• [To do]
From the listing below, return each line that includes "title".

━━ Input data

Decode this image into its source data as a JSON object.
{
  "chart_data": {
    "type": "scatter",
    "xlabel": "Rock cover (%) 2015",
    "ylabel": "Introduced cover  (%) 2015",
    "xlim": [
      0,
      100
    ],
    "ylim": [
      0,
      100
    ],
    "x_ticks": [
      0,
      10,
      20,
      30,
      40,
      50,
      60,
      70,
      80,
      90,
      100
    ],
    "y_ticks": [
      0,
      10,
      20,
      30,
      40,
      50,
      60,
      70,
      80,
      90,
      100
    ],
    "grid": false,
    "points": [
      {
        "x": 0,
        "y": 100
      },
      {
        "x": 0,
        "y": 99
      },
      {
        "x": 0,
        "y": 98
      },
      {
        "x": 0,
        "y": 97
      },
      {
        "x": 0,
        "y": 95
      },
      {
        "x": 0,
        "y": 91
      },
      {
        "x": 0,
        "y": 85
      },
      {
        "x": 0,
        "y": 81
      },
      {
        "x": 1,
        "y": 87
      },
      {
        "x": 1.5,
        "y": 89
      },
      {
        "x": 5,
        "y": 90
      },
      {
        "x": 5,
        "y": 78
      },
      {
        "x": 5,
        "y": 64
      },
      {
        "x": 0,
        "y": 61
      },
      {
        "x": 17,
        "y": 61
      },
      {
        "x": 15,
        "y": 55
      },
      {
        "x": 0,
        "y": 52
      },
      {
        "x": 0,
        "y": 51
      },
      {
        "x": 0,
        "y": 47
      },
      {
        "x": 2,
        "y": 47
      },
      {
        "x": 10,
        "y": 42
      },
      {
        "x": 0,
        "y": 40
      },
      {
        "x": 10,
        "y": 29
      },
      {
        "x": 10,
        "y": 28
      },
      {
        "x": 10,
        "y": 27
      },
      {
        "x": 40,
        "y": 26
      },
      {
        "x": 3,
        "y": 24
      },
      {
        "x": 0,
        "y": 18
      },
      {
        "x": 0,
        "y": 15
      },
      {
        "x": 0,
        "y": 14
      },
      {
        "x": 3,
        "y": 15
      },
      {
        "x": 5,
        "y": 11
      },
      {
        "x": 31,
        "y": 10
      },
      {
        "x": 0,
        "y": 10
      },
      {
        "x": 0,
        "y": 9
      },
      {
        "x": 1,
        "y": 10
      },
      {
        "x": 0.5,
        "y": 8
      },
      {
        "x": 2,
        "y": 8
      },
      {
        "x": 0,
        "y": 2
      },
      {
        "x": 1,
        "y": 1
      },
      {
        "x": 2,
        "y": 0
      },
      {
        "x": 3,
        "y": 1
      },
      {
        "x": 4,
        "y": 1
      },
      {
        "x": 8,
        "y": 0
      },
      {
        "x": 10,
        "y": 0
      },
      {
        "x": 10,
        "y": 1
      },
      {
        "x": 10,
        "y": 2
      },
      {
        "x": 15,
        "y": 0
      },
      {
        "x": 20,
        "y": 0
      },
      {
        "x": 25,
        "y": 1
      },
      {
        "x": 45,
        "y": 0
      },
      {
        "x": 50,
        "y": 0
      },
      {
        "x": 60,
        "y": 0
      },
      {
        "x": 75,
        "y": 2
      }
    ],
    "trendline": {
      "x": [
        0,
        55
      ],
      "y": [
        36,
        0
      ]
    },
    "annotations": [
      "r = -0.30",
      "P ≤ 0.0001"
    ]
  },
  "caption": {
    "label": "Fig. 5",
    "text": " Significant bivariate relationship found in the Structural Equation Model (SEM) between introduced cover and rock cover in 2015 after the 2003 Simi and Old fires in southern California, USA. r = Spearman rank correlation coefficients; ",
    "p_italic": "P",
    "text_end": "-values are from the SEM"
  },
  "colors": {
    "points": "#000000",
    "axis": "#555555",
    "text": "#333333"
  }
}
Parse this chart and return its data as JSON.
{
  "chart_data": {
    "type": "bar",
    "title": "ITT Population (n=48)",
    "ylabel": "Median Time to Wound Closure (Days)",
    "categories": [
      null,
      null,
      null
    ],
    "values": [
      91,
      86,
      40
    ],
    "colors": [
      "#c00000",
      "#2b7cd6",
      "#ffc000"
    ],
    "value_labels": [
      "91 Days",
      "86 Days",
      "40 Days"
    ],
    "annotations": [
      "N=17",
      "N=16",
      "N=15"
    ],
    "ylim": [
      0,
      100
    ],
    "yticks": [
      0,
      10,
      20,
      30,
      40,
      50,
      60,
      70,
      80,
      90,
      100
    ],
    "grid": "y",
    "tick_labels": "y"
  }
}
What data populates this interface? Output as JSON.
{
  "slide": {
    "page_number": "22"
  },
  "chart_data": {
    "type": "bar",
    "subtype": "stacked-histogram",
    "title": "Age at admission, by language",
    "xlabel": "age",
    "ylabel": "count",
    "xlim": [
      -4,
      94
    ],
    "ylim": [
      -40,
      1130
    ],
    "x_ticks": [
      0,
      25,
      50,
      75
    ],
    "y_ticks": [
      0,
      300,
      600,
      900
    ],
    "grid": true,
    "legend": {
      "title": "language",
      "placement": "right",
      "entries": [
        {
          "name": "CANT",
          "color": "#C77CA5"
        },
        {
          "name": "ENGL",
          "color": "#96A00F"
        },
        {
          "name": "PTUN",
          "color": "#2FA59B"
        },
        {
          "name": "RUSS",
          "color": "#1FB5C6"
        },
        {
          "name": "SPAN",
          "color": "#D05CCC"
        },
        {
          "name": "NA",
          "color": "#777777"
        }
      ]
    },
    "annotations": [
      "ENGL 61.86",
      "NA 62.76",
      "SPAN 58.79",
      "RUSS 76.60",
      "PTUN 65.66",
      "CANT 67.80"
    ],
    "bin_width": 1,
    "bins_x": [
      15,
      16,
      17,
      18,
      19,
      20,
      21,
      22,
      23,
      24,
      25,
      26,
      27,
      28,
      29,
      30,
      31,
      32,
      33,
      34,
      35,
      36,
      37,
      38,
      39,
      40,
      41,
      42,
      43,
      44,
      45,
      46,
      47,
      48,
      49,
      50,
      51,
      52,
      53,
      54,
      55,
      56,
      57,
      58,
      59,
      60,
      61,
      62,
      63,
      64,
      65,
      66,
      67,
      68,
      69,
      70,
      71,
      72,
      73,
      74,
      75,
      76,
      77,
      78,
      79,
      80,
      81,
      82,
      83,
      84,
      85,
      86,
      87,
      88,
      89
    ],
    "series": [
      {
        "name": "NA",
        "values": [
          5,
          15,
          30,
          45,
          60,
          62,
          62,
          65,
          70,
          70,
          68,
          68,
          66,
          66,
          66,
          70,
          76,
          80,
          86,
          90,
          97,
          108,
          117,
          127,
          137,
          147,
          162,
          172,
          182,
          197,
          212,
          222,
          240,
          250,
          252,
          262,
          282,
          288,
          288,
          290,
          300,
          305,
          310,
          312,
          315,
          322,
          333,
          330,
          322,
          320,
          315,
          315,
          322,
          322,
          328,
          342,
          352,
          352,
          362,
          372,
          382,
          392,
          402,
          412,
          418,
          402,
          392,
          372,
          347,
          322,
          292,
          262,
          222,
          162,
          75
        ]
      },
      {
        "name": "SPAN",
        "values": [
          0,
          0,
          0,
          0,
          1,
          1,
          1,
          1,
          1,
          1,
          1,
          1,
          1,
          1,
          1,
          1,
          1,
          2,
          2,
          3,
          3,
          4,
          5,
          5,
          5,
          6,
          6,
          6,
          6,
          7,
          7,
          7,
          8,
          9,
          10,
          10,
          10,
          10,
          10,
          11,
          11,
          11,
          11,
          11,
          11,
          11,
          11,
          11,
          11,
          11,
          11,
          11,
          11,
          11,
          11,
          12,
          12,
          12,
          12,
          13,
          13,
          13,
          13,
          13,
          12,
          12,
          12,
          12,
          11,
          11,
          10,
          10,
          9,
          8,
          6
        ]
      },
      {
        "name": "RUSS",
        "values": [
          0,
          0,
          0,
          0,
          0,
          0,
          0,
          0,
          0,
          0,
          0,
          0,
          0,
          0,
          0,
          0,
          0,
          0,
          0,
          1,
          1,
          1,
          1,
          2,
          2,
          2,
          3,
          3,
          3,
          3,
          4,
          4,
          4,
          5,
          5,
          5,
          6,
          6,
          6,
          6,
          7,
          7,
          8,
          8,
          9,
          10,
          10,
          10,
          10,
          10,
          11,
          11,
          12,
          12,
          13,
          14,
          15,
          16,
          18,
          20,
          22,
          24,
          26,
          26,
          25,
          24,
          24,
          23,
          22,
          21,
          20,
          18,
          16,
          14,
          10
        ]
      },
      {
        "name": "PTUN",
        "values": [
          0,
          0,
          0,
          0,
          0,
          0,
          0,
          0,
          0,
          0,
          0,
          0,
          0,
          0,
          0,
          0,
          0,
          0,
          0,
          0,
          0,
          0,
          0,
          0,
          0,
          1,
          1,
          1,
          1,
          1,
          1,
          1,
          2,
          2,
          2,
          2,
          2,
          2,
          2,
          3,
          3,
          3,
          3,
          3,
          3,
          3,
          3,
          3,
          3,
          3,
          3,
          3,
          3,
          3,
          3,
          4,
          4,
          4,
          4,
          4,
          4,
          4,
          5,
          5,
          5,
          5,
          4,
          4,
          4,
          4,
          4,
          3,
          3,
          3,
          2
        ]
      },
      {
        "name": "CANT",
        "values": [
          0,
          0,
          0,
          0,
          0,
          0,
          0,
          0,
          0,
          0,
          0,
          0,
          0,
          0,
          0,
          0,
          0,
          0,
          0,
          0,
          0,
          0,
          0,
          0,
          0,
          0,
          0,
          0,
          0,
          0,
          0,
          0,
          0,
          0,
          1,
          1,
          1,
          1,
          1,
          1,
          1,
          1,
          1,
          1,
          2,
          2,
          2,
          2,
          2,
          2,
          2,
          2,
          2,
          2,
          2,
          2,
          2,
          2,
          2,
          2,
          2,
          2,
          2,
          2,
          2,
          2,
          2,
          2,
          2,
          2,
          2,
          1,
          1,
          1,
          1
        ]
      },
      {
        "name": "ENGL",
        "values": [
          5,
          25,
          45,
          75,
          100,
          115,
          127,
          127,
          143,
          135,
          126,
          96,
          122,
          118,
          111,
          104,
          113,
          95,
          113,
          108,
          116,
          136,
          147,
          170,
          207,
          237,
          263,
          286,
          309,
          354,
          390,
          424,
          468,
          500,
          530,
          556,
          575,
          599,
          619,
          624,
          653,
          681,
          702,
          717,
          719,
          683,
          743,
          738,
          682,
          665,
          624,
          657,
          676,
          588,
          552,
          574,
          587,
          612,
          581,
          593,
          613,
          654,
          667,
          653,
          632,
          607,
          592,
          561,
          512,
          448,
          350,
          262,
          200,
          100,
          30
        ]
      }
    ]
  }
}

━━━━

• [The completed task]
    "title": "ITT Population (n=48)",
    "title": "Age at admission, by language",
      "title": "language",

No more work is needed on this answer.